TASK TO CARRY OUT - Gather every line from the entries below that includes "Trockenbau".

(Collection entries)

— begin —

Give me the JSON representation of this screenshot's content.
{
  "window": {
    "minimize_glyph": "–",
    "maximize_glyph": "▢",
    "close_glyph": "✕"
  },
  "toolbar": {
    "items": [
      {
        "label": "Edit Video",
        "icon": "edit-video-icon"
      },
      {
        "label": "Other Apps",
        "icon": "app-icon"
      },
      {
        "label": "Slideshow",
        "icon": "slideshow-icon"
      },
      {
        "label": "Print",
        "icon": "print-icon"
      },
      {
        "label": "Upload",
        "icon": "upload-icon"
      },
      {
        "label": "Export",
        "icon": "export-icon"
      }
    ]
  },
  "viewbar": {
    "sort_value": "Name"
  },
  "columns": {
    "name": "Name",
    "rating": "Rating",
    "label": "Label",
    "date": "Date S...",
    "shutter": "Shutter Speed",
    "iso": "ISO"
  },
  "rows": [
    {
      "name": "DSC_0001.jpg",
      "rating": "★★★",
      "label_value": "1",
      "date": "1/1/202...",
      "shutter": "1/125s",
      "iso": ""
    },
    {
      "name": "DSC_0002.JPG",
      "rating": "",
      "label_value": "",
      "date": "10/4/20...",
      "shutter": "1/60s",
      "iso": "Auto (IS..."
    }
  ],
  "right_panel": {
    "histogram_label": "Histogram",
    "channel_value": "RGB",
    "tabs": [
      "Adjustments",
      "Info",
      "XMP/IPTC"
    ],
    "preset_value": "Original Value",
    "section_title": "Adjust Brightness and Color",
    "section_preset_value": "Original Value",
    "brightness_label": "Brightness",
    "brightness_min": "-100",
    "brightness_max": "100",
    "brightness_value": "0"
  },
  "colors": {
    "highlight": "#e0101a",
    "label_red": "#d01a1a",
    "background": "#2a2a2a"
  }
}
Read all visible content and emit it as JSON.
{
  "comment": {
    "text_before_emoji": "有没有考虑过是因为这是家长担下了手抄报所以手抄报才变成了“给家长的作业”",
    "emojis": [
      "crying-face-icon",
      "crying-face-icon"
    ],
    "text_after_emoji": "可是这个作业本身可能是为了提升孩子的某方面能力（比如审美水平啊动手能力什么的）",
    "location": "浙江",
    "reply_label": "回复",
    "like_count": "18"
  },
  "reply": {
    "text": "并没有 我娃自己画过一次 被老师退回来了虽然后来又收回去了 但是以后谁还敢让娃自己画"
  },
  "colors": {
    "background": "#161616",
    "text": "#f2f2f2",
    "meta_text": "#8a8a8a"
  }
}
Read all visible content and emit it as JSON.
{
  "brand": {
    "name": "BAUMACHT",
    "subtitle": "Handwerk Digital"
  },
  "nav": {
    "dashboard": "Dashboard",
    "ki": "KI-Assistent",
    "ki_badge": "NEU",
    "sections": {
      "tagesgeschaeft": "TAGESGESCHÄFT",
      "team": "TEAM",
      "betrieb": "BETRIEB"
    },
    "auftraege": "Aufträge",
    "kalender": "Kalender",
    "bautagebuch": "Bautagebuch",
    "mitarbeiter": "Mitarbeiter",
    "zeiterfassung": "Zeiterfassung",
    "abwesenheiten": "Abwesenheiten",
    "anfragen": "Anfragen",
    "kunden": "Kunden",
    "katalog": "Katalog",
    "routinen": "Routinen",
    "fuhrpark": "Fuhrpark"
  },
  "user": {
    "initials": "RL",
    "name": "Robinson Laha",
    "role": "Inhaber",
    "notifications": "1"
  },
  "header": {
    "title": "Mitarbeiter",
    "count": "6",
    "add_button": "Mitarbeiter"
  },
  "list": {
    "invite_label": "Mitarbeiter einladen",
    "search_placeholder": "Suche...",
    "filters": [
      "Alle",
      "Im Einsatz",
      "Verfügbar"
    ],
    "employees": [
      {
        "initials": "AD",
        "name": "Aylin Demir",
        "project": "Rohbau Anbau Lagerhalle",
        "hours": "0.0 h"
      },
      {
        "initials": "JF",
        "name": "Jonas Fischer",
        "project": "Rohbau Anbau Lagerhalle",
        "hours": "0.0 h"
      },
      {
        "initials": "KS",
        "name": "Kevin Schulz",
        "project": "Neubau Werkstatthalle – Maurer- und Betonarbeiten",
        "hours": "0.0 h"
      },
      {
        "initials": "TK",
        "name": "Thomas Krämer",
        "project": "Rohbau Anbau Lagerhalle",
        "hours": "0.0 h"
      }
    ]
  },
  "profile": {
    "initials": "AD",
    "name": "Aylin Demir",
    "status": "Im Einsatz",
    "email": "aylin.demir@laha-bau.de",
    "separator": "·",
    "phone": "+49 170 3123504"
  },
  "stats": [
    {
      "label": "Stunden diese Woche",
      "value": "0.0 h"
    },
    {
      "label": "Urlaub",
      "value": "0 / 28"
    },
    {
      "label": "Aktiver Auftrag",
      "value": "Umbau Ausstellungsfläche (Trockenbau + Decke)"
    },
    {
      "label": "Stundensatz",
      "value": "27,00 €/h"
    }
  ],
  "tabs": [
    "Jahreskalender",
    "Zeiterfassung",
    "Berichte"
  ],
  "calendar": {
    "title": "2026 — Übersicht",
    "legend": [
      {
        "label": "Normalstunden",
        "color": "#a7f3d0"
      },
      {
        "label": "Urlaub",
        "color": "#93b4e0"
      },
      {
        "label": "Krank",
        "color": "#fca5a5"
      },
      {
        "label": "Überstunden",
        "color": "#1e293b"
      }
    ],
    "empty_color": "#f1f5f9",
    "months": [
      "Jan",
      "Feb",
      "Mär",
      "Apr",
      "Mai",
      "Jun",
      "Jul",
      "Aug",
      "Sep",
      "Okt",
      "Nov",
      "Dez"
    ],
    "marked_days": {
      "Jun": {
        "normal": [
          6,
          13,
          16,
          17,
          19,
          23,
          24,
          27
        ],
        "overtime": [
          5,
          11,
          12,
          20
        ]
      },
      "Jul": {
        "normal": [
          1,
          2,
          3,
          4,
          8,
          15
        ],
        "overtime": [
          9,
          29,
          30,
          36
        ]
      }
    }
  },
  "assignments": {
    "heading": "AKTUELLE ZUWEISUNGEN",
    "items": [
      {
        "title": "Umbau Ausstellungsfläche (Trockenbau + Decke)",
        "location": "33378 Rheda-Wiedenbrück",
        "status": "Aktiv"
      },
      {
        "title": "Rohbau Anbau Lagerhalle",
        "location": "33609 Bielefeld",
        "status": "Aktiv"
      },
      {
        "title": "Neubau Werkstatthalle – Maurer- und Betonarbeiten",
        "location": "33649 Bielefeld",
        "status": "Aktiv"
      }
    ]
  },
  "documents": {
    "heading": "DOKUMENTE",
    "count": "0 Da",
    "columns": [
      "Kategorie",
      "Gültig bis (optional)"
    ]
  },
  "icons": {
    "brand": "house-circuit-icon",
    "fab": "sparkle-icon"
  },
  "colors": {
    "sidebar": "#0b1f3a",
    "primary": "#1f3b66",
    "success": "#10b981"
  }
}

— end —

RESPONSE TO THE EXERCISE -
      "value": "Umbau Ausstellungsfläche (Trockenbau + Decke)"
        "title": "Umbau Ausstellungsfläche (Trockenbau + Decke)",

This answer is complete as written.